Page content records

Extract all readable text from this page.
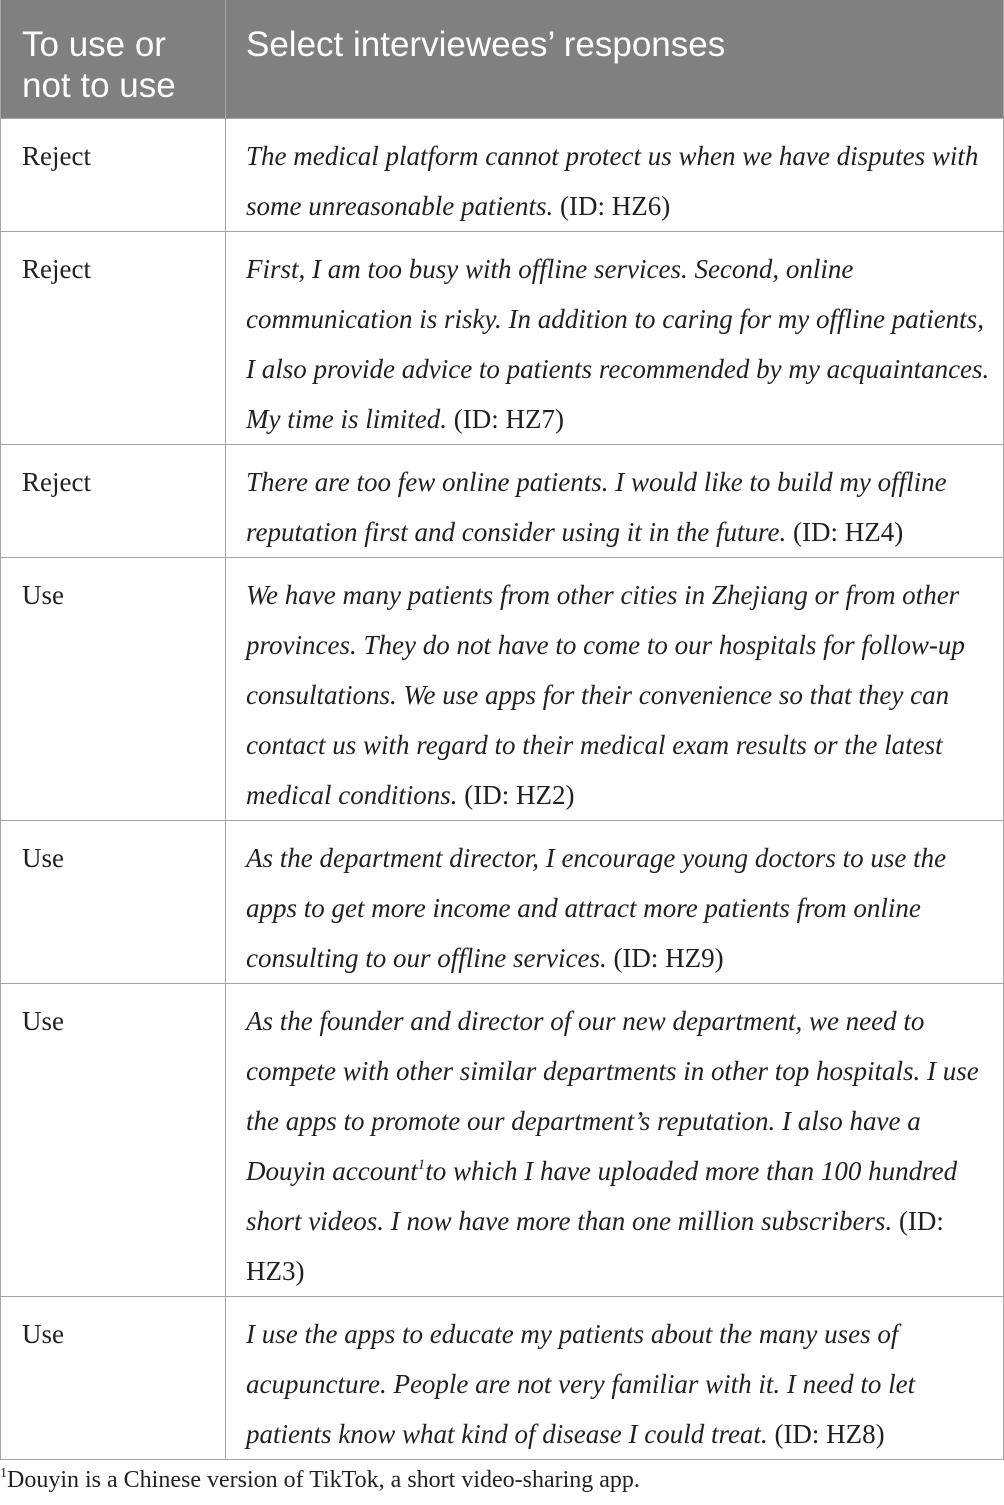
To use or not to use	Select interviewees’ responses
Reject	The medical platform cannot protect us when we have disputes with some unreasonable patients. (ID: HZ6)
Reject	First, I am too busy with offline services. Second, online communication is risky. In addition to caring for my offline patients, I also provide advice to patients recommended by my acquaintances. My time is limited. (ID: HZ7)
Reject	There are too few online patients. I would like to build my offline reputation first and consider using it in the future. (ID: HZ4)
Use	We have many patients from other cities in Zhejiang or from other provinces. They do not have to come to our hospitals for follow-up consultations. We use apps for their convenience so that they can contact us with regard to their medical exam results or the latest medical conditions. (ID: HZ2)
Use	As the department director, I encourage young doctors to use the apps to get more income and attract more patients from online consulting to our offline services. (ID: HZ9)
Use	As the founder and director of our new department, we need to compete with other similar departments in other top hospitals. I use the apps to promote our department’s reputation. I also have a Douyin account$^1$to which I have uploaded more than 100 hundred short videos. I now have more than one million subscribers. (ID: HZ3)
Use	I use the apps to educate my patients about the many uses of acupuncture. People are not very familiar with it. I need to let patients know what kind of disease I could treat. (ID: HZ8)
$^1$Douyin is a Chinese version of TikTok, a short video-sharing app.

WORK REQUEST: Quote all of the entries word for word, omitting any pictures.

WRITTEN ANSWER:
Extract all readable text from this page.
To use or not to use	Select interviewees’ responses
Reject	The medical platform cannot protect us when we have disputes with some unreasonable patients. (ID: HZ6)
Reject	First, I am too busy with offline services. Second, online communication is risky. In addition to caring for my offline patients, I also provide advice to patients recommended by my acquaintances. My time is limited. (ID: HZ7)
Reject	There are too few online patients. I would like to build my offline reputation first and consider using it in the future. (ID: HZ4)
Use	We have many patients from other cities in Zhejiang or from other provinces. They do not have to come to our hospitals for follow-up consultations. We use apps for their convenience so that they can contact us with regard to their medical exam results or the latest medical conditions. (ID: HZ2)
Use	As the department director, I encourage young doctors to use the apps to get more income and attract more patients from online consulting to our offline services. (ID: HZ9)
Use	As the founder and director of our new department, we need to compete with other similar departments in other top hospitals. I use the apps to promote our department’s reputation. I also have a Douyin account$^1$to which I have uploaded more than 100 hundred short videos. I now have more than one million subscribers. (ID: HZ3)
Use	I use the apps to educate my patients about the many uses of acupuncture. People are not very familiar with it. I need to let patients know what kind of disease I could treat. (ID: HZ8)
$^1$Douyin is a Chinese version of TikTok, a short video-sharing app.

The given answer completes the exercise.